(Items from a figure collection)
————————
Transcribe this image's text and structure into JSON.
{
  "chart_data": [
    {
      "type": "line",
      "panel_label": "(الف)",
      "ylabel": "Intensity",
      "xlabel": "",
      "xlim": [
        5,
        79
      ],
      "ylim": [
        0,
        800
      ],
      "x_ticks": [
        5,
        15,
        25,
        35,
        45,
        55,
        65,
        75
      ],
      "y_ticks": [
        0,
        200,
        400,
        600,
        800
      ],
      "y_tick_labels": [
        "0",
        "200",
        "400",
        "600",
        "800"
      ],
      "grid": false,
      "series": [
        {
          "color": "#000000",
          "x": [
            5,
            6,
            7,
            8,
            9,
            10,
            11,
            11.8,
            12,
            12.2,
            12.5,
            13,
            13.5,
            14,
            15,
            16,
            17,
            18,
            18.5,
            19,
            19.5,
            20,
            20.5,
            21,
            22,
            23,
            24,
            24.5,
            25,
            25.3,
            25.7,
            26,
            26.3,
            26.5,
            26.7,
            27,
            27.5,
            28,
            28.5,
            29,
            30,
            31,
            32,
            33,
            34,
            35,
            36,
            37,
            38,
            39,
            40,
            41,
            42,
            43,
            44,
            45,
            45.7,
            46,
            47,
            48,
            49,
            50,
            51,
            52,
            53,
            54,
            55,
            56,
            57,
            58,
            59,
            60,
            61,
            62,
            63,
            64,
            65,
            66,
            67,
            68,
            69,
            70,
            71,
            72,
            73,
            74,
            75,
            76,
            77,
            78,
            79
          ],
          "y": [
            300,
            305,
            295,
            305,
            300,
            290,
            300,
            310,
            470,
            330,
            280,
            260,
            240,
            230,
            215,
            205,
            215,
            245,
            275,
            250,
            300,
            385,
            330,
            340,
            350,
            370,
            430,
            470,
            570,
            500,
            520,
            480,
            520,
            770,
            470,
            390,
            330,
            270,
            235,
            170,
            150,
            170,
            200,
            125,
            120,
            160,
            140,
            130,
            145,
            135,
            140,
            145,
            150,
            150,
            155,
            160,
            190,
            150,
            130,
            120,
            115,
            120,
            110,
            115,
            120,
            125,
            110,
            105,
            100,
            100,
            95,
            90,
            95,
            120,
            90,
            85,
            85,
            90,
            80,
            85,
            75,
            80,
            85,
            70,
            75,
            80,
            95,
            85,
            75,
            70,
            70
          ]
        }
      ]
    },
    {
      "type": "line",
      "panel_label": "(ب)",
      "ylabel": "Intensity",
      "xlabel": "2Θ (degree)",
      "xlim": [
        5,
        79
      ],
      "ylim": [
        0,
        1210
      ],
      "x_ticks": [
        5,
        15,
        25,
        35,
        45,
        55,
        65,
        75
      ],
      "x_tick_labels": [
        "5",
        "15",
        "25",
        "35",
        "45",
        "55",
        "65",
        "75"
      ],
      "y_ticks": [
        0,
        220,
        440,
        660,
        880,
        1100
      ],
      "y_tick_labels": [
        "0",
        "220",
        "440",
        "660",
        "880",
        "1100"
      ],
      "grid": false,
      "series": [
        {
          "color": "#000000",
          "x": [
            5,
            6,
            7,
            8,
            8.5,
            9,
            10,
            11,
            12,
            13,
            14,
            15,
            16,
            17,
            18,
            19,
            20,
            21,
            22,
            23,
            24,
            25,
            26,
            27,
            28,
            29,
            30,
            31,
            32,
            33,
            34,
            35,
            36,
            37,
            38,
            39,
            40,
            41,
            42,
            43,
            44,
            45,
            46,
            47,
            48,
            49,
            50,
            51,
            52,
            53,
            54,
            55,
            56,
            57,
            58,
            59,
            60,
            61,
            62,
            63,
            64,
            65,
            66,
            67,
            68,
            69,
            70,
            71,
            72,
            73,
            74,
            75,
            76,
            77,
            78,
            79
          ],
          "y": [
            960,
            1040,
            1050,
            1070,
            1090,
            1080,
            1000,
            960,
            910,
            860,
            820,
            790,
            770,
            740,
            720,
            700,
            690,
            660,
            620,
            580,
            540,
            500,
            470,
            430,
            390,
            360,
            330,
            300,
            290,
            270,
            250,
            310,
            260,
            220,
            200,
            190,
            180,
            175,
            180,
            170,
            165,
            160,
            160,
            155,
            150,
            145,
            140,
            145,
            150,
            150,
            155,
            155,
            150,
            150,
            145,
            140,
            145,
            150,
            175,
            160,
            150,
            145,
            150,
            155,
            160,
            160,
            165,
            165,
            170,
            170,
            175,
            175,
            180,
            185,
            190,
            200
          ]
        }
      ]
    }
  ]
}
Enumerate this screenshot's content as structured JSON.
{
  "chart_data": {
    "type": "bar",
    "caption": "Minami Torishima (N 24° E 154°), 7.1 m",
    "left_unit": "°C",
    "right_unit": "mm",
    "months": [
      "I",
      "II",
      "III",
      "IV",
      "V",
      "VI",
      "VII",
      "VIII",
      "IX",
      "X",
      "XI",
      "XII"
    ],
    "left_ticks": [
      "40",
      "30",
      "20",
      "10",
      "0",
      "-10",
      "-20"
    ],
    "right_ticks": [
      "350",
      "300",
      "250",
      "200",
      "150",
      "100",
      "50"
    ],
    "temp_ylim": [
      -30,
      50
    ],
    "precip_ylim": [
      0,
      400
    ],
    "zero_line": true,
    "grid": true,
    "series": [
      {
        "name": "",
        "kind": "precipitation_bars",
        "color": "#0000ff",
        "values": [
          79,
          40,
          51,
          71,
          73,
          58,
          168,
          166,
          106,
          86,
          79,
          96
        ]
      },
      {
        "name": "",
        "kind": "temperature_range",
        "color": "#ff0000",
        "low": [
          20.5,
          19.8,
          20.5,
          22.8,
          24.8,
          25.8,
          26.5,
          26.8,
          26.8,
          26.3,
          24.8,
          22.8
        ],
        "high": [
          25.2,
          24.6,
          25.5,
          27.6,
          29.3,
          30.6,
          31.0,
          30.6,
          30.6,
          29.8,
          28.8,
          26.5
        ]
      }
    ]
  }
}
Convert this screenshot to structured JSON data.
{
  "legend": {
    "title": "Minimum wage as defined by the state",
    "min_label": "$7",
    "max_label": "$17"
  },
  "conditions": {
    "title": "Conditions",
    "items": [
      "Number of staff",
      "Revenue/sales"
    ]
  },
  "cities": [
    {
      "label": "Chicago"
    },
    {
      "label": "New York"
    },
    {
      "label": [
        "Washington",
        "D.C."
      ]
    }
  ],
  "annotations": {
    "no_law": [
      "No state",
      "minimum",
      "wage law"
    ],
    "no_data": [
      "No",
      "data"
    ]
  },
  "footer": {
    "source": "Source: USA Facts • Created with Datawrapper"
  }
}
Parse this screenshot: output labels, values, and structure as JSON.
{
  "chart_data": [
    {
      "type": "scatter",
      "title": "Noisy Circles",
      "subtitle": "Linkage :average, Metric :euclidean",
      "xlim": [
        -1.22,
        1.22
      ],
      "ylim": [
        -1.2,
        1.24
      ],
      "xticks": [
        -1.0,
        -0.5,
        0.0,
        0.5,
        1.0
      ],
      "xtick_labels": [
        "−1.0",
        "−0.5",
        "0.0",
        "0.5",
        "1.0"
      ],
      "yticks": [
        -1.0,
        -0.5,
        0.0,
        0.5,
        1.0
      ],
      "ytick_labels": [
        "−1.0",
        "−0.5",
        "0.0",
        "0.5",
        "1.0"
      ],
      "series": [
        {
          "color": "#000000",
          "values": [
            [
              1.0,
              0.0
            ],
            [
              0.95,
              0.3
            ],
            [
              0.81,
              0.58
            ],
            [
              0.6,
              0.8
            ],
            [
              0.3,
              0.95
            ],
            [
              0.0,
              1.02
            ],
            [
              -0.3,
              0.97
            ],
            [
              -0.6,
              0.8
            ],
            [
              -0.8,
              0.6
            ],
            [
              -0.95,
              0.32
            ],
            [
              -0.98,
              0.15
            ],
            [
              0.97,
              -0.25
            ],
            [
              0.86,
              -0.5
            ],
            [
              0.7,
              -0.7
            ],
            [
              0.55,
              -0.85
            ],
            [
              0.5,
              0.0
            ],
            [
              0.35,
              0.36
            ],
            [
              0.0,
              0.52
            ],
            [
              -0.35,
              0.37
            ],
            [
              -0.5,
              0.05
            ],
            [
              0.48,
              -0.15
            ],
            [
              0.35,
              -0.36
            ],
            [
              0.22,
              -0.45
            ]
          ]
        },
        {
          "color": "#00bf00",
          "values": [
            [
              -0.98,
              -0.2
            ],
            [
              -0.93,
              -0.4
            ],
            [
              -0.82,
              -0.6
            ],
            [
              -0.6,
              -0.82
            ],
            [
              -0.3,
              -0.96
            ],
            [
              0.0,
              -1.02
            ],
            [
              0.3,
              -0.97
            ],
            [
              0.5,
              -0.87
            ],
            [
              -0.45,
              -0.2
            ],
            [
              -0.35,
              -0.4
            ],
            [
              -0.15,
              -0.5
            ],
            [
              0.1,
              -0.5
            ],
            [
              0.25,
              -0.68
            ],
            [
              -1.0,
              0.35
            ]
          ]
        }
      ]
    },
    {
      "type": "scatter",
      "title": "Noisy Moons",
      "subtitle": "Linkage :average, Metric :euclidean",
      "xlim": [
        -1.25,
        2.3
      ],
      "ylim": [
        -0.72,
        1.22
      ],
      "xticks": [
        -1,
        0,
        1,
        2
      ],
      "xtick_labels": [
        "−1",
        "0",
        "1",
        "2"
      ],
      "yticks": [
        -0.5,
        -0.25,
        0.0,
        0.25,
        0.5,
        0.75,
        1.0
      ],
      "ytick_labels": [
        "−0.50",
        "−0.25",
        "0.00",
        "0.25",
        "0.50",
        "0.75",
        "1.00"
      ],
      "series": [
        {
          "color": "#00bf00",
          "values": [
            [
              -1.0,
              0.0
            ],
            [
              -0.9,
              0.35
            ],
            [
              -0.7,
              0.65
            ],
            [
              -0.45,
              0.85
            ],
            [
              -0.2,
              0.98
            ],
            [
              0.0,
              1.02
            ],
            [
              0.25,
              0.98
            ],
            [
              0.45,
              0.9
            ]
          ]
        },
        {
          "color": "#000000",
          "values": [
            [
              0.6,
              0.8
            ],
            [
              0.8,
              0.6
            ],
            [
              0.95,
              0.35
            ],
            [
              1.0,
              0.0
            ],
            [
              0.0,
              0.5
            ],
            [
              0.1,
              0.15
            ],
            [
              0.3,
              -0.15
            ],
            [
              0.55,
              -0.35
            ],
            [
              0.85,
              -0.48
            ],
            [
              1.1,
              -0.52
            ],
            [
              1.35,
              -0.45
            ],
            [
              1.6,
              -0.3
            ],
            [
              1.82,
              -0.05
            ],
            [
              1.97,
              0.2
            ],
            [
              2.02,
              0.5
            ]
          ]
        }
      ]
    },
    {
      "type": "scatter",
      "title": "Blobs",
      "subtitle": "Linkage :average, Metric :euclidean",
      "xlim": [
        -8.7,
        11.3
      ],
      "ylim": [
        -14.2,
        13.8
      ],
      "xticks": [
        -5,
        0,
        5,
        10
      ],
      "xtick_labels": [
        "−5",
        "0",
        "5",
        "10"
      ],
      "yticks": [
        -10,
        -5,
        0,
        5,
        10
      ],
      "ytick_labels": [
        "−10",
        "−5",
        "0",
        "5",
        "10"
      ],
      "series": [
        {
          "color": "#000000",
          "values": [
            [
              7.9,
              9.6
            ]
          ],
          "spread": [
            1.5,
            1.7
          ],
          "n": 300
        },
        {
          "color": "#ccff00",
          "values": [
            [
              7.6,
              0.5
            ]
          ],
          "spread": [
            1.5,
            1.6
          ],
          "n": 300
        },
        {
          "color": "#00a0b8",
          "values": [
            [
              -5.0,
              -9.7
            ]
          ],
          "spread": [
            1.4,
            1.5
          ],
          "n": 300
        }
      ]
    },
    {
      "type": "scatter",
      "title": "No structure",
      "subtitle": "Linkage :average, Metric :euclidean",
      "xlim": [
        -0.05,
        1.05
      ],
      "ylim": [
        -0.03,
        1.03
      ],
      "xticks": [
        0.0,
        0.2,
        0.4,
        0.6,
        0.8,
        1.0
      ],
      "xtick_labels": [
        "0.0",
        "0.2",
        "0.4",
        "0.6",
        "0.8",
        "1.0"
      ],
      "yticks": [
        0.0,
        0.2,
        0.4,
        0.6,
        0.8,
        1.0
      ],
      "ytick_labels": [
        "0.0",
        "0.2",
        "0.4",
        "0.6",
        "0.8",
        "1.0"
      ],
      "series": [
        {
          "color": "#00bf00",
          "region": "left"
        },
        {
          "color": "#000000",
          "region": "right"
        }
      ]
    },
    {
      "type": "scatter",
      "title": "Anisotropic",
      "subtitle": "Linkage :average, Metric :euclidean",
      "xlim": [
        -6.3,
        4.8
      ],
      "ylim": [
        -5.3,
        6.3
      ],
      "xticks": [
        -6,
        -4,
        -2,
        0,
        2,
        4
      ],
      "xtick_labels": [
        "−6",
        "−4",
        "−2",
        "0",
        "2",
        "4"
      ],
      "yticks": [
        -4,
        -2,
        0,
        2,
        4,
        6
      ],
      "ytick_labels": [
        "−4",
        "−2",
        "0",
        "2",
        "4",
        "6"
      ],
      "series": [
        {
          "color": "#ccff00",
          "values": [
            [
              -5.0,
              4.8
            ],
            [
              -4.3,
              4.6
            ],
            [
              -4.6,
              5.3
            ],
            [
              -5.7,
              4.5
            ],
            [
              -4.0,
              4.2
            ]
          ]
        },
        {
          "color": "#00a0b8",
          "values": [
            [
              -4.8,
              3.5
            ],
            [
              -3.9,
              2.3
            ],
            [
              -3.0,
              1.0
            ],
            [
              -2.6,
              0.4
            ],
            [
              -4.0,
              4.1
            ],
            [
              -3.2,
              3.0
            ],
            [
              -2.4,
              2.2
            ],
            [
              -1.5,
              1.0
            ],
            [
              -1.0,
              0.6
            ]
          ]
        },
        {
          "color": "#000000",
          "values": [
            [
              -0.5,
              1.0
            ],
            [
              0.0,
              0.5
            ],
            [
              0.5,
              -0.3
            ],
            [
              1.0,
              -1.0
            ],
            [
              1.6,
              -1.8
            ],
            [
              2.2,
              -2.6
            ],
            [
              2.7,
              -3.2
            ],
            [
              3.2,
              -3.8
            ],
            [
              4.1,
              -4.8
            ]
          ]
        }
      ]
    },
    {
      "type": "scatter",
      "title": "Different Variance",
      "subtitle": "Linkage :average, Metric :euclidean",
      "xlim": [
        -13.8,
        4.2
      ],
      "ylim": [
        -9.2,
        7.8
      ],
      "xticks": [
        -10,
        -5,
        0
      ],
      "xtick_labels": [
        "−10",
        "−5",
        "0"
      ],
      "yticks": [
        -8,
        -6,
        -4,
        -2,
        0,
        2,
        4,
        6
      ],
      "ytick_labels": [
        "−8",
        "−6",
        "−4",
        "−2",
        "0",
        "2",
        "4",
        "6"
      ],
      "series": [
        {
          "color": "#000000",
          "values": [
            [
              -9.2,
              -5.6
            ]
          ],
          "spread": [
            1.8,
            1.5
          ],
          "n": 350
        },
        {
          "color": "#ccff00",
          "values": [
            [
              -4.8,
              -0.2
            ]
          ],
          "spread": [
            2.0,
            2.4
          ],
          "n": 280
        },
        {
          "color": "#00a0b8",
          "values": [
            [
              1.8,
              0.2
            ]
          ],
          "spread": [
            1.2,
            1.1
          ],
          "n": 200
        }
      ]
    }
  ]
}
————————
• Set exercise: Gather every line from the listing above in which the word "Noisy" appears.

• Task result:
      "title": "Noisy Circles",
      "title": "Noisy Moons",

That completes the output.